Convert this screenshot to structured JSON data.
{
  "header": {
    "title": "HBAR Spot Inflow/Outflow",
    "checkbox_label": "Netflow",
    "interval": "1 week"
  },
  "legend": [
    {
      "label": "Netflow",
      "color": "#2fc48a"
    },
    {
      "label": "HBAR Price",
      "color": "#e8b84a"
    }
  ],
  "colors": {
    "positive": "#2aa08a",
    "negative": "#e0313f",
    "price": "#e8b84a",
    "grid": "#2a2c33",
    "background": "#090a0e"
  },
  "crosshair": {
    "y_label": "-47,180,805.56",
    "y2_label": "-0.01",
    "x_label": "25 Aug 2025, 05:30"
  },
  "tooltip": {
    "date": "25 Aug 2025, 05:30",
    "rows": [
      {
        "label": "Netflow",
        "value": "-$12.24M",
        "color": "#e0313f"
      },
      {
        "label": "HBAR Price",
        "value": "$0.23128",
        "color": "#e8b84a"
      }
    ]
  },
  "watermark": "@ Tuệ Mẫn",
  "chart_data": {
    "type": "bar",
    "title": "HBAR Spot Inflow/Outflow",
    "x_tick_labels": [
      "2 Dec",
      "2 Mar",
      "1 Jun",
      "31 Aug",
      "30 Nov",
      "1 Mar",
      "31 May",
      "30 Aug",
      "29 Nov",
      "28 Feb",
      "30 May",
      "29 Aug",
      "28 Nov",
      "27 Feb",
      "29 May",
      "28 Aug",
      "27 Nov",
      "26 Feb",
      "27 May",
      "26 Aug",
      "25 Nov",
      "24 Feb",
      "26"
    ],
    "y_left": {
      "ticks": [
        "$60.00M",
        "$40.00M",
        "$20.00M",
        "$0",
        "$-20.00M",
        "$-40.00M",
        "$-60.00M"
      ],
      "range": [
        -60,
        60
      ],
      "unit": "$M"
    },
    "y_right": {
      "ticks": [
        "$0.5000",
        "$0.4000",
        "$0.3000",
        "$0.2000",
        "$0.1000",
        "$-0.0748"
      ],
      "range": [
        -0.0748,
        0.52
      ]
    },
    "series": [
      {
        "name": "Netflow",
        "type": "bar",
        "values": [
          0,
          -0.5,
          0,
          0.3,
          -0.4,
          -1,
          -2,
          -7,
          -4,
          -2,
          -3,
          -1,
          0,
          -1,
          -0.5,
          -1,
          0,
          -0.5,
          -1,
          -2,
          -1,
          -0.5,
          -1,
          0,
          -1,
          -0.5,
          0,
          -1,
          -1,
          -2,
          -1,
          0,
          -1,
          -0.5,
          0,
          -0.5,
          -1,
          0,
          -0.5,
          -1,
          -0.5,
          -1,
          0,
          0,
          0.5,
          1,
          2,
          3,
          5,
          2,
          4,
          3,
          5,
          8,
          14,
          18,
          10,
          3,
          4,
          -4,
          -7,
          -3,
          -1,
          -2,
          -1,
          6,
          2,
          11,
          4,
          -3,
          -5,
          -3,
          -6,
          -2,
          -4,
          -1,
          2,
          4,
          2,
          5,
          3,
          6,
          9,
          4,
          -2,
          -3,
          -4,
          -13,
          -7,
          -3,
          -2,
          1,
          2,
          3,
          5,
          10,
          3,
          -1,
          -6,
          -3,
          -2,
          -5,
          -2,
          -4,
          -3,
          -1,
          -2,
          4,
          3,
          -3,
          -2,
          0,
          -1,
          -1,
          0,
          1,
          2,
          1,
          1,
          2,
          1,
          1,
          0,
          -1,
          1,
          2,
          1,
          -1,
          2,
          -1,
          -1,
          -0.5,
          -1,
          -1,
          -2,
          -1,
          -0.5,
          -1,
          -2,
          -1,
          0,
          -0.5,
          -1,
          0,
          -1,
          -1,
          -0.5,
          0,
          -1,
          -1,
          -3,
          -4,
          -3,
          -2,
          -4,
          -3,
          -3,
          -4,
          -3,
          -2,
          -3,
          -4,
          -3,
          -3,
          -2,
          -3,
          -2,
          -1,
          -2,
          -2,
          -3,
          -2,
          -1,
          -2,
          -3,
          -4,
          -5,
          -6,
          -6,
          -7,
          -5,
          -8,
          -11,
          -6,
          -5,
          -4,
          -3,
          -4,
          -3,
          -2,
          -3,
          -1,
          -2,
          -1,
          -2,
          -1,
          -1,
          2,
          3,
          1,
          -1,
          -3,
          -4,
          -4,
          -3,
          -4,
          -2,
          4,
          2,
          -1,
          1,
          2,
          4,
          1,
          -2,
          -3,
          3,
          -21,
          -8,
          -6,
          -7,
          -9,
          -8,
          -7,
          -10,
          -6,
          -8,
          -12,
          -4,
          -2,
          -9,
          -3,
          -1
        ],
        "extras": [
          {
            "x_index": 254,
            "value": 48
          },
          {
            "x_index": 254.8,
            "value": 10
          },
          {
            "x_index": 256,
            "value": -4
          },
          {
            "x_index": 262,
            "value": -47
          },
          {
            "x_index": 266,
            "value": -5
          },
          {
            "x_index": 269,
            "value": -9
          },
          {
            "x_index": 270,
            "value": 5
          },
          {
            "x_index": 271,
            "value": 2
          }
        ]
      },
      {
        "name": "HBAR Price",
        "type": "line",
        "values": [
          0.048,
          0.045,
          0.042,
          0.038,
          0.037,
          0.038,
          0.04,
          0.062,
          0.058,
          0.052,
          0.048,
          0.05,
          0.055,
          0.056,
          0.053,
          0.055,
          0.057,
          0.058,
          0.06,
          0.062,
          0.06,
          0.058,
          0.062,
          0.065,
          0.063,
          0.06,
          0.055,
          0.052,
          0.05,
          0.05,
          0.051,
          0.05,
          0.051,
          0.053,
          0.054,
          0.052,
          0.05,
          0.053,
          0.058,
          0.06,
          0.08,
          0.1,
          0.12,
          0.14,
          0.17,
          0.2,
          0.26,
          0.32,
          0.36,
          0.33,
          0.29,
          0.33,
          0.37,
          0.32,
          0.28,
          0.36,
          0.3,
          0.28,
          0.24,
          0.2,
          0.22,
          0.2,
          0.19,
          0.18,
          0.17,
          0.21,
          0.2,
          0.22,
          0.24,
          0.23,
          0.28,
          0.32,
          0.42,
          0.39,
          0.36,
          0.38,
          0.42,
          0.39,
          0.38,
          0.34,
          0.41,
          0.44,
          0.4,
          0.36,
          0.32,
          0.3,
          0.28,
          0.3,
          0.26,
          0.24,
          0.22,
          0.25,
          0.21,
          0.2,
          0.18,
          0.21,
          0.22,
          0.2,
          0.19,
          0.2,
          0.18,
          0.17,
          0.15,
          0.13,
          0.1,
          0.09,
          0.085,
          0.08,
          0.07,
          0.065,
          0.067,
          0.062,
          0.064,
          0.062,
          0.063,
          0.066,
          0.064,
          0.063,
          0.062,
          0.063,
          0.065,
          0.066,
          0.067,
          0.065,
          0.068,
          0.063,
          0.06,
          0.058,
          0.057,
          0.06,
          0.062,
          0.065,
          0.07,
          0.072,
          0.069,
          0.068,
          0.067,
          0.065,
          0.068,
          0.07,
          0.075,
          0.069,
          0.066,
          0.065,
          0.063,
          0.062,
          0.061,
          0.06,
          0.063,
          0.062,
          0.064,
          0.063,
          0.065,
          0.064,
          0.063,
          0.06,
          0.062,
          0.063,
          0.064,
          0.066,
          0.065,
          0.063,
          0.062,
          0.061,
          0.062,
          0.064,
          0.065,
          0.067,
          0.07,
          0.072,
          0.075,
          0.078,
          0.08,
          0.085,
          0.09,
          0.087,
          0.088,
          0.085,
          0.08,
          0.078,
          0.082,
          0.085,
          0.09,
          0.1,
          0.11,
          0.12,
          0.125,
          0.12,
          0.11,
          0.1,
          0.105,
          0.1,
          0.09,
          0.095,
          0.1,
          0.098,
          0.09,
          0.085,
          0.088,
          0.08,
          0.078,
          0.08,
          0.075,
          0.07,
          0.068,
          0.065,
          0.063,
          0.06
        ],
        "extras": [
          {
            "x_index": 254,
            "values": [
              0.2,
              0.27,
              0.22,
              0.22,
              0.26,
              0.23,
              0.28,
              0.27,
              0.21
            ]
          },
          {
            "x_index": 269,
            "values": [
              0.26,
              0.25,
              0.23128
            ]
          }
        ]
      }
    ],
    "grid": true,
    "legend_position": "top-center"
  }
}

■ Your objective
Lines of the listing that contain the word "Netflow" are to be counted; report only their number.

■ Task response
4